REQUIREMENTS:
Everything from the line that contains "Parse this screenshot: output" through the final line of the records below should be quoted exactly, except the pictures.

╔══

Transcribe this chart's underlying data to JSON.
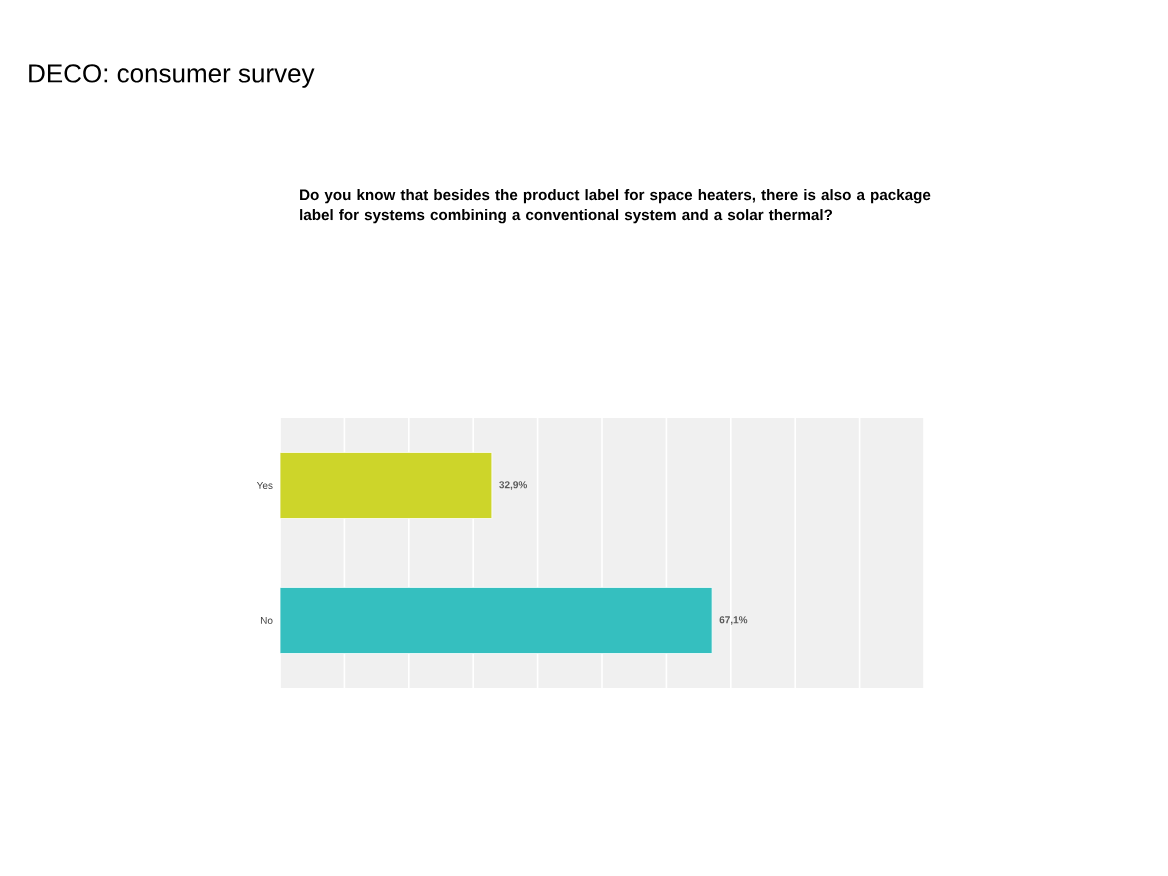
{
  "chart_data": {
    "type": "bar",
    "orientation": "horizontal",
    "title": "DECO: consumer survey",
    "subtitle": "Do you know that besides the product label for space heaters, there is also a package label for systems combining a conventional system and a solar thermal?",
    "categories": [
      "Yes",
      "No"
    ],
    "values": [
      32.9,
      67.1
    ],
    "colors": [
      "#cdd52a",
      "#35bfbf"
    ],
    "value_labels": [
      "32,9%",
      "67,1%"
    ],
    "xlim": [
      0,
      100
    ],
    "xticks": [
      {
        "value": 0,
        "label": null
      },
      {
        "value": 10,
        "label": null
      },
      {
        "value": 20,
        "label": null
      },
      {
        "value": 30,
        "label": null
      },
      {
        "value": 40,
        "label": null
      },
      {
        "value": 50,
        "label": null
      },
      {
        "value": 60,
        "label": null
      },
      {
        "value": 70,
        "label": null
      },
      {
        "value": 80,
        "label": null
      },
      {
        "value": 90,
        "label": null
      },
      {
        "value": 100,
        "label": null
      }
    ],
    "grid": "x",
    "tick_labels": "y"
  }
}
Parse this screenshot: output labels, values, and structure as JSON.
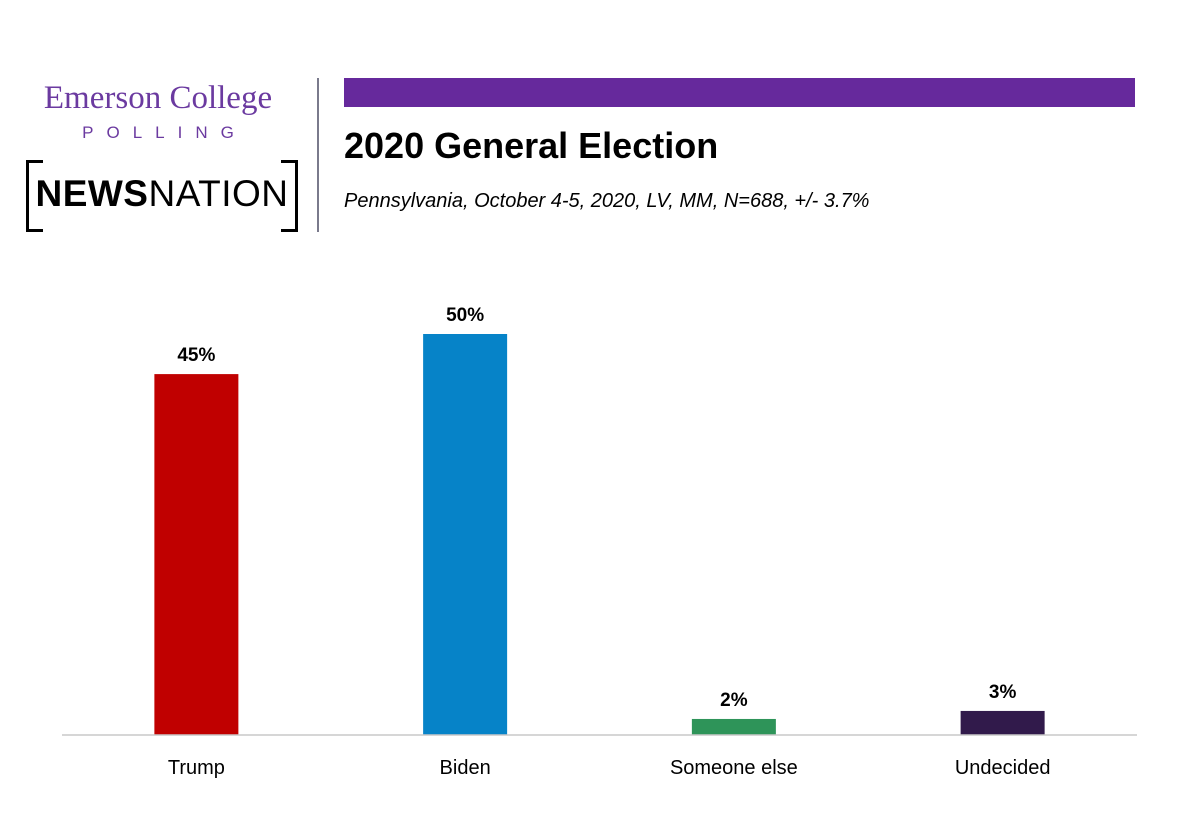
{
  "branding": {
    "emerson_line1": "Emerson College",
    "emerson_line2": "POLLING",
    "newsnation_bold": "NEWS",
    "newsnation_light": "NATION",
    "accent_color": "#66299c"
  },
  "header": {
    "title": "2020 General Election",
    "subtitle": "Pennsylvania, October 4-5, 2020, LV, MM,  N=688, +/-  3.7%"
  },
  "chart_data": {
    "type": "bar",
    "title": "2020 General Election",
    "subtitle": "Pennsylvania, October 4-5, 2020, LV, MM,  N=688, +/-  3.7%",
    "xlabel": "",
    "ylabel": "",
    "categories": [
      "Trump",
      "Biden",
      "Someone else",
      "Undecided"
    ],
    "values": [
      45,
      50,
      2,
      3
    ],
    "value_labels": [
      "45%",
      "50%",
      "2%",
      "3%"
    ],
    "colors": [
      "#c00000",
      "#0683c8",
      "#2e9459",
      "#311a4b"
    ],
    "ylim": [
      0,
      50
    ],
    "grid": false,
    "legend": "none"
  }
}
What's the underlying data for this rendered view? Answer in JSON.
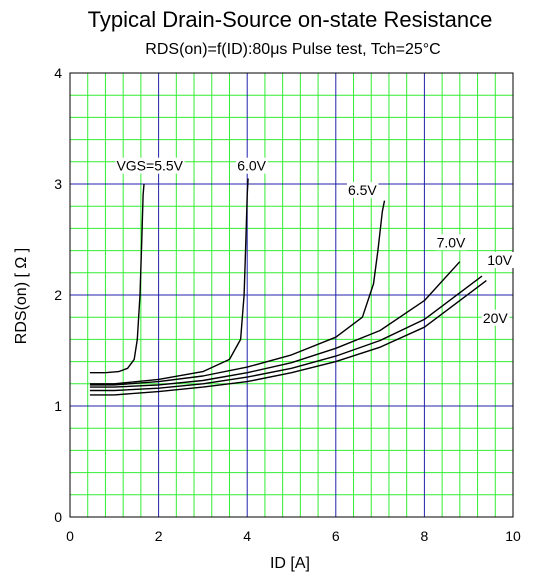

╚══

FULL ANSWER:
Parse this screenshot: output labels, values, and structure as JSON.
{
  "branding": {
    "emerson_line1": "Emerson College",
    "emerson_line2": "POLLING",
    "newsnation_bold": "NEWS",
    "newsnation_light": "NATION",
    "accent_color": "#66299c"
  },
  "header": {
    "title": "2020 General Election",
    "subtitle": "Pennsylvania, October 4-5, 2020, LV, MM,  N=688, +/-  3.7%"
  },
  "chart_data": {
    "type": "bar",
    "title": "2020 General Election",
    "subtitle": "Pennsylvania, October 4-5, 2020, LV, MM,  N=688, +/-  3.7%",
    "xlabel": "",
    "ylabel": "",
    "categories": [
      "Trump",
      "Biden",
      "Someone else",
      "Undecided"
    ],
    "values": [
      45,
      50,
      2,
      3
    ],
    "value_labels": [
      "45%",
      "50%",
      "2%",
      "3%"
    ],
    "colors": [
      "#c00000",
      "#0683c8",
      "#2e9459",
      "#311a4b"
    ],
    "ylim": [
      0,
      50
    ],
    "grid": false,
    "legend": "none"
  }
}
What's the underlying data for this rendered view? Answer in JSON.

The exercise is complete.